INSTRUCTION ->
Of the lines in the listing, how many include the string "funding"? Write the number and nothing else.

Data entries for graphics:
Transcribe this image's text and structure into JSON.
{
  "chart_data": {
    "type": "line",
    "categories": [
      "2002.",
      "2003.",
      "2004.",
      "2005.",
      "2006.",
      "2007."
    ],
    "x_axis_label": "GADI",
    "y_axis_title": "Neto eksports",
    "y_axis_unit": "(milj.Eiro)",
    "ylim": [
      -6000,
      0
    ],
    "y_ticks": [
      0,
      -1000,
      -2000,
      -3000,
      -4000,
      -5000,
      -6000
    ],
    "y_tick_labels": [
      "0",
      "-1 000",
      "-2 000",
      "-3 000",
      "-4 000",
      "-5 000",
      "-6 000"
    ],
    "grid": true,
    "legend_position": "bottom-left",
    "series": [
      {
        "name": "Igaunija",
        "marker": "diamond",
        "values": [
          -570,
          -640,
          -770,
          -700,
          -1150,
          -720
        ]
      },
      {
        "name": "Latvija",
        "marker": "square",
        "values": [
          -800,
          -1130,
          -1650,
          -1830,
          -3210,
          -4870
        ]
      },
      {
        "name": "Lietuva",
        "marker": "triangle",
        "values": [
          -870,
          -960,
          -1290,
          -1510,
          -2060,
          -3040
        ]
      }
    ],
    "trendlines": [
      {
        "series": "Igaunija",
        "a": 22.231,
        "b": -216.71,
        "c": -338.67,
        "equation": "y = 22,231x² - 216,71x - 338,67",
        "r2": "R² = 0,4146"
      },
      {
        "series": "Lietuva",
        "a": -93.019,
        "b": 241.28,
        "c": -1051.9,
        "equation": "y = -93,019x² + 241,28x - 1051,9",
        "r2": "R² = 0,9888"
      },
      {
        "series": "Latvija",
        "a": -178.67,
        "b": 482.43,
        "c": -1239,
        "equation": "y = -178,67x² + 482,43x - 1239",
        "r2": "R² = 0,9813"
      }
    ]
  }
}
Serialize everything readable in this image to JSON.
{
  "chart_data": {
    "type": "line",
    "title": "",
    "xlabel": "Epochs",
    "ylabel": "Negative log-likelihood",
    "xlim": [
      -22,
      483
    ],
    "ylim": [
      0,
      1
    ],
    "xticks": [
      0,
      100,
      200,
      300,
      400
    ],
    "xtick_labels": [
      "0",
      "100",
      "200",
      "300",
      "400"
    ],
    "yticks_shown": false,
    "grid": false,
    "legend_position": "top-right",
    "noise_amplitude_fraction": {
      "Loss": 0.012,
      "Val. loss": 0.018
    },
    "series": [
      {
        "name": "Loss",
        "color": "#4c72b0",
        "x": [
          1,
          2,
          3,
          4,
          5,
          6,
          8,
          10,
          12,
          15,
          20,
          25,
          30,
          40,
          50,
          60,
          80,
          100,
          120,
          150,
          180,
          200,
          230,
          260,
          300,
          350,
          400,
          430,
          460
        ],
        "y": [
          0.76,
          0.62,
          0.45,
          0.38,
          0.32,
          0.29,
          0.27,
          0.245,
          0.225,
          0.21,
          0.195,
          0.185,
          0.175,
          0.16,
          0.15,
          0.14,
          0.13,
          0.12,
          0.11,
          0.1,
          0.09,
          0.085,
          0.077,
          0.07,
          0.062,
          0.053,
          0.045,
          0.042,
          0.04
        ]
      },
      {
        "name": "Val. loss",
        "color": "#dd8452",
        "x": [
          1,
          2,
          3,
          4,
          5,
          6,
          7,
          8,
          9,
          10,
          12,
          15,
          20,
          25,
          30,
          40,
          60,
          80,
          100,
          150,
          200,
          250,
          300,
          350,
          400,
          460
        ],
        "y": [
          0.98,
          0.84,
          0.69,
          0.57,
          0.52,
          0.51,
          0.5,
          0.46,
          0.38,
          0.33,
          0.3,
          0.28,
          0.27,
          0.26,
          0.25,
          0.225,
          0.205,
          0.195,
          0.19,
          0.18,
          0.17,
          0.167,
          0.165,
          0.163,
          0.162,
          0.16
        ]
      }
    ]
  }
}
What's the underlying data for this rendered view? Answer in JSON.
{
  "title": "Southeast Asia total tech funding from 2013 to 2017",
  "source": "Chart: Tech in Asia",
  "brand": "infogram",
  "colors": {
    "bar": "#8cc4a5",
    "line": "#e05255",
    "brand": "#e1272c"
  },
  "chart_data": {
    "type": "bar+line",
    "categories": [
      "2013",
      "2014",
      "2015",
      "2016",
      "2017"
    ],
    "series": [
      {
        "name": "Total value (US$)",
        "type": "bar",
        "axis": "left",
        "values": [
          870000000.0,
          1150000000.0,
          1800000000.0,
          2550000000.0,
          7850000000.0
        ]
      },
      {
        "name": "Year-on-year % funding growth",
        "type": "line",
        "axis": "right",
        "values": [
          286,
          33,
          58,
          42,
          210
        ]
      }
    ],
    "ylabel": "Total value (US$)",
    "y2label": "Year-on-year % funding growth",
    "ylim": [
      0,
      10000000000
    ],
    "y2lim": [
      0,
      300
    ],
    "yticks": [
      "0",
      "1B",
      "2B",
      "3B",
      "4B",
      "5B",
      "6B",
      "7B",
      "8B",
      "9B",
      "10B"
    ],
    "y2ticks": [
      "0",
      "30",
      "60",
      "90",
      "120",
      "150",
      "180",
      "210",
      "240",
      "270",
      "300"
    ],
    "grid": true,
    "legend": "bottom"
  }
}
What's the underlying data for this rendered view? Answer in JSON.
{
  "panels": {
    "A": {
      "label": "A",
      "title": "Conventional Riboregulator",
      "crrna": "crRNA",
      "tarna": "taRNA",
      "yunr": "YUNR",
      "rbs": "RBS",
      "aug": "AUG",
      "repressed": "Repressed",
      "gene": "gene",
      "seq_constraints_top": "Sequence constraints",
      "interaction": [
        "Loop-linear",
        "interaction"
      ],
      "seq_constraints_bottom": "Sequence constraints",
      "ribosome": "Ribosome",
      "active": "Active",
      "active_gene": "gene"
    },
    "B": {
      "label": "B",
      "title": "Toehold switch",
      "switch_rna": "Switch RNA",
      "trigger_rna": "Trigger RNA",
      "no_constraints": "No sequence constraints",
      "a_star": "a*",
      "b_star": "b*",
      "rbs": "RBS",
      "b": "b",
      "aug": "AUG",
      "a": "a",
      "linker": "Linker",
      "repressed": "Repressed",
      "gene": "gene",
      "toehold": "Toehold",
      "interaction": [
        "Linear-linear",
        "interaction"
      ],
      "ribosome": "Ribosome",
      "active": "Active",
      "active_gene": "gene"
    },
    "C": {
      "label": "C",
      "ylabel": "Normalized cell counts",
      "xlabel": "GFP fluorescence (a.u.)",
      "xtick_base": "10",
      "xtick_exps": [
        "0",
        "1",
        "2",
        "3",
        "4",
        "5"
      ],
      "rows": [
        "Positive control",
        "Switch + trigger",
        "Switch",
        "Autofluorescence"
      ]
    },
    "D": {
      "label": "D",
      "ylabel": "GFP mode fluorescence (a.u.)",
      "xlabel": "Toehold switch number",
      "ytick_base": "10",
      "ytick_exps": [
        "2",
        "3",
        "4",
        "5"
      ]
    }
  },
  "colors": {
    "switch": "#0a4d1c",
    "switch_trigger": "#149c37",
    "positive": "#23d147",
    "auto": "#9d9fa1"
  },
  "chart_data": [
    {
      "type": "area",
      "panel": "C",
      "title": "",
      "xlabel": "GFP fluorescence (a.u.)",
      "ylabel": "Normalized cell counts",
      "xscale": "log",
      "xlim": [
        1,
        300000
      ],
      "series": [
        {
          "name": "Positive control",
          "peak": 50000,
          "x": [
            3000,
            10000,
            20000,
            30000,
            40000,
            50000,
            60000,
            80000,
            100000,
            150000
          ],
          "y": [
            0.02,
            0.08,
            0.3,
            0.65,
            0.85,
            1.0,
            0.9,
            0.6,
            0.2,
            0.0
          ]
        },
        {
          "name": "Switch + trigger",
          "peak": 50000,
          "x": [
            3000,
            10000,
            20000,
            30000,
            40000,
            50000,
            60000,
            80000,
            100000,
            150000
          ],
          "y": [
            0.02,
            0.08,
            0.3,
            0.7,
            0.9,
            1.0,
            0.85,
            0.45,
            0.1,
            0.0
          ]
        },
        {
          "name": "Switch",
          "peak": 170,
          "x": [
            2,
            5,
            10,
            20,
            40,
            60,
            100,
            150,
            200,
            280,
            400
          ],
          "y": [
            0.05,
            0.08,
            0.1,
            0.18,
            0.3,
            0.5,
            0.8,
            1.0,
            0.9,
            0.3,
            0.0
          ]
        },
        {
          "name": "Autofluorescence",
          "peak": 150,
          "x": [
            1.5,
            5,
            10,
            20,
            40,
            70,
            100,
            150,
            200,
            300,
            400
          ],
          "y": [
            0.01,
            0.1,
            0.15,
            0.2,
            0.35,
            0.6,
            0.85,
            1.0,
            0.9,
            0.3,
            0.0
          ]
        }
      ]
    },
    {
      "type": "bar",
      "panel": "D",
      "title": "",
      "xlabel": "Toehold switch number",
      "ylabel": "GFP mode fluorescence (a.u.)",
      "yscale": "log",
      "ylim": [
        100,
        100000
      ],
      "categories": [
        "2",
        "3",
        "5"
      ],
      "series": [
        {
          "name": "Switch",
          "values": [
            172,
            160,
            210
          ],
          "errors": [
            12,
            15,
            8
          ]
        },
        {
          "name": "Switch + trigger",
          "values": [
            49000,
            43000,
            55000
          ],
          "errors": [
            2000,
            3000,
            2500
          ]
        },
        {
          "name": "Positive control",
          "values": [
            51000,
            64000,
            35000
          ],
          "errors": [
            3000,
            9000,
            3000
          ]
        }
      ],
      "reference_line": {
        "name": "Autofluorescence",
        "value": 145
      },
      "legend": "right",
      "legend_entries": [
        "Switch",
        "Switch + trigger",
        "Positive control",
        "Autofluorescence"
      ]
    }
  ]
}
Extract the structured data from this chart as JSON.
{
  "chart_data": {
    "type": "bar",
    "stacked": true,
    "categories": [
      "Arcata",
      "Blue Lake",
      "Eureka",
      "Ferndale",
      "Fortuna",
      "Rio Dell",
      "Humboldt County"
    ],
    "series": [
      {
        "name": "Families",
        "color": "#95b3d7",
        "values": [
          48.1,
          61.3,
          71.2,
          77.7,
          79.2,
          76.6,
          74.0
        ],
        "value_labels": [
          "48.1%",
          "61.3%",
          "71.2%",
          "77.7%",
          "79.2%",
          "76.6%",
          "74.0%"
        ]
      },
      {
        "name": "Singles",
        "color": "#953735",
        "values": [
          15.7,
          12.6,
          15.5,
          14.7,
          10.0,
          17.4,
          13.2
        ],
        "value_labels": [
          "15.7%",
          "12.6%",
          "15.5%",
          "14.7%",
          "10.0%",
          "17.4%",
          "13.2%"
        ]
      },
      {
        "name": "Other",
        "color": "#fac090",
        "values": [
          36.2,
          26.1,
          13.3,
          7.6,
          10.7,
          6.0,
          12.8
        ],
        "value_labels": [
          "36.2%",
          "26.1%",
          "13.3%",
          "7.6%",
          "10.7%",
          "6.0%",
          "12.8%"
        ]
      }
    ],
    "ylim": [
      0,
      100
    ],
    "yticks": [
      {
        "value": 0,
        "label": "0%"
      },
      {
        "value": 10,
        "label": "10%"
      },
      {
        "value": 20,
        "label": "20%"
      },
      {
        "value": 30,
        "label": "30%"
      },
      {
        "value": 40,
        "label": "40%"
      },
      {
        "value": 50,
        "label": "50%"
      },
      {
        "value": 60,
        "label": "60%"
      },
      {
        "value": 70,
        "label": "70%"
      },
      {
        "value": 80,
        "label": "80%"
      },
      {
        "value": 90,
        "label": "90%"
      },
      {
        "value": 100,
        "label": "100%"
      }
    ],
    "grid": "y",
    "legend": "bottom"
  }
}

THE SOLUTION ->
3